▶ [PROBLEM TO WORK ON]
State how many lines in these records contain the word "Favorites", and nothing else.

(Data records)
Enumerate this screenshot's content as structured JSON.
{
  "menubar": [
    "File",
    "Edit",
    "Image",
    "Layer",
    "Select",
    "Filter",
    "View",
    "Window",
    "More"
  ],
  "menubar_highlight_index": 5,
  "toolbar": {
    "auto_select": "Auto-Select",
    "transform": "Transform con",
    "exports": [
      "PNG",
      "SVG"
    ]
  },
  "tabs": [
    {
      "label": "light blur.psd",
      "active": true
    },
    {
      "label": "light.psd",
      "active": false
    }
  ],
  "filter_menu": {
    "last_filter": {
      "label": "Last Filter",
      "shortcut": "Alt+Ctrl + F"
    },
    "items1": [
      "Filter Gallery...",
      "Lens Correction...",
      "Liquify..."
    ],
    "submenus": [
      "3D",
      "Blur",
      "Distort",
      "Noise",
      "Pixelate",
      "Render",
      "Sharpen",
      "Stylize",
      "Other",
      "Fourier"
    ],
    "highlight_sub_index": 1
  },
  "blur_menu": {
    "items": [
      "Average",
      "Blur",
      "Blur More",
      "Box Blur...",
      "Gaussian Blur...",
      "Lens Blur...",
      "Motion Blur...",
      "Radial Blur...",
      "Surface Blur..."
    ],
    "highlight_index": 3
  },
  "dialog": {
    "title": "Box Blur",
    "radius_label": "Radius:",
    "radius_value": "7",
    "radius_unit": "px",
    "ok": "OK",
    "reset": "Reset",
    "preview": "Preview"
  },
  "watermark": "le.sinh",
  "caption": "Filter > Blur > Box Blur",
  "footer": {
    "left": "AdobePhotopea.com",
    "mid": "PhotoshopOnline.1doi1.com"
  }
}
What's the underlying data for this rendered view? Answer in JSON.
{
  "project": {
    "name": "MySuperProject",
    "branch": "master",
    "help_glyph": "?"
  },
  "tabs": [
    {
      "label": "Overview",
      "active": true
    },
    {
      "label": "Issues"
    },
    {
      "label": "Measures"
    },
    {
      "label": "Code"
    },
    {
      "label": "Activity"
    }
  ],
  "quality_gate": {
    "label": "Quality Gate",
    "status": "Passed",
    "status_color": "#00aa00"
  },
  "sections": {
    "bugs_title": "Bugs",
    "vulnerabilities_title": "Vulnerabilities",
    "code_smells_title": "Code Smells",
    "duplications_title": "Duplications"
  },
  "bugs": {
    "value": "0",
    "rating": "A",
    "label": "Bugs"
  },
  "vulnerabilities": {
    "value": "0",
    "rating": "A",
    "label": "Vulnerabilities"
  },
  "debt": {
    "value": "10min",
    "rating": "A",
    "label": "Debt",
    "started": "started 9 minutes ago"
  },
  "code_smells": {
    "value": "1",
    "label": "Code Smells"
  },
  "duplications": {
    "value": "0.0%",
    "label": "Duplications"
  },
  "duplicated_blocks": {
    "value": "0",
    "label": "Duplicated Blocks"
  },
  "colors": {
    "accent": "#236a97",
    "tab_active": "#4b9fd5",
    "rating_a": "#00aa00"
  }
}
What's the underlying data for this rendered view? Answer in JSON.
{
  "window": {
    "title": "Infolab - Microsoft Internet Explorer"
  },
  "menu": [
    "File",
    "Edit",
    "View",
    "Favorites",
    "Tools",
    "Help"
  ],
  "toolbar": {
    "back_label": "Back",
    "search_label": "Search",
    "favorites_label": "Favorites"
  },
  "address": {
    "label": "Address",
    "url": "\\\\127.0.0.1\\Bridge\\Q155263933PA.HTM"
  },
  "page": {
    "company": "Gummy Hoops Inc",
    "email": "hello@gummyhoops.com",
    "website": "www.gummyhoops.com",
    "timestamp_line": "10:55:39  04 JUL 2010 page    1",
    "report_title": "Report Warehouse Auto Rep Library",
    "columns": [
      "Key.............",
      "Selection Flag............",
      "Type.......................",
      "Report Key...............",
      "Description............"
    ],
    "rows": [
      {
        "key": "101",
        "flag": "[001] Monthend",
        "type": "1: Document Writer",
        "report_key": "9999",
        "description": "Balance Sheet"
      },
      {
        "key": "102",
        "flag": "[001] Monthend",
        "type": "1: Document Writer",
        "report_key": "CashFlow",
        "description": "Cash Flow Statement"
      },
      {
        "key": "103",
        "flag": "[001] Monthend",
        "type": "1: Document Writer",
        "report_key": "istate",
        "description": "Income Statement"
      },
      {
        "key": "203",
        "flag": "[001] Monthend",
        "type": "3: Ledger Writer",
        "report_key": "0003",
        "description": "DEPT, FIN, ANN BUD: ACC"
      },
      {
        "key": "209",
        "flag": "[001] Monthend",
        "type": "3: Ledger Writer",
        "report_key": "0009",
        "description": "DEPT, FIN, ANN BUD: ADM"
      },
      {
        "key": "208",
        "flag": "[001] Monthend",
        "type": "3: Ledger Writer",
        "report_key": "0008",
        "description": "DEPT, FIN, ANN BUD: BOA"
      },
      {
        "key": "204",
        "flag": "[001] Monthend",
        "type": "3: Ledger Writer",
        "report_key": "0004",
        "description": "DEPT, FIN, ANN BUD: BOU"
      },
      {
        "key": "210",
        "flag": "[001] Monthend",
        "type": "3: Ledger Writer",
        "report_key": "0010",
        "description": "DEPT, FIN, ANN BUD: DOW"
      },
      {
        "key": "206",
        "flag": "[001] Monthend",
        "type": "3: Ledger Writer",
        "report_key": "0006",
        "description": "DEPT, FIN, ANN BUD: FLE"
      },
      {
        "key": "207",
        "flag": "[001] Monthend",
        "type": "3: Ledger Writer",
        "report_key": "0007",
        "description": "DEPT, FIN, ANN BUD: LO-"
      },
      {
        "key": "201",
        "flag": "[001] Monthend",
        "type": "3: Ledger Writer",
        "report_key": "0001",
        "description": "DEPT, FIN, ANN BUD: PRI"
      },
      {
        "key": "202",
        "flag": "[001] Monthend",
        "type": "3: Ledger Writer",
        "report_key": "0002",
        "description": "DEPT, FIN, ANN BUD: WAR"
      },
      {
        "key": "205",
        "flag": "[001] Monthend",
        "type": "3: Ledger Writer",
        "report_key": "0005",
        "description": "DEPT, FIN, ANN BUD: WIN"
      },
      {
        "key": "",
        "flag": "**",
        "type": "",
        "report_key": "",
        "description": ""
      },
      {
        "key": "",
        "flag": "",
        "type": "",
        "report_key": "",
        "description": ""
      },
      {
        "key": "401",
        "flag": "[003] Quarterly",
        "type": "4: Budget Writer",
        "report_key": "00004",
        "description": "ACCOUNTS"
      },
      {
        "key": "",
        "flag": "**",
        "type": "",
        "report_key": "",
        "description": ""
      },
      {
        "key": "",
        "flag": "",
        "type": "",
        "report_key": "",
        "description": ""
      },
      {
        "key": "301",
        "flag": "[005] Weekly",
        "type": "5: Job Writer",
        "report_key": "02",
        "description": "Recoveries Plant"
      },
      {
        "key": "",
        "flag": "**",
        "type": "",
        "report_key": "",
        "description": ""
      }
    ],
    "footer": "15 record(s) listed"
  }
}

▶ [TASK OUTPUT]
2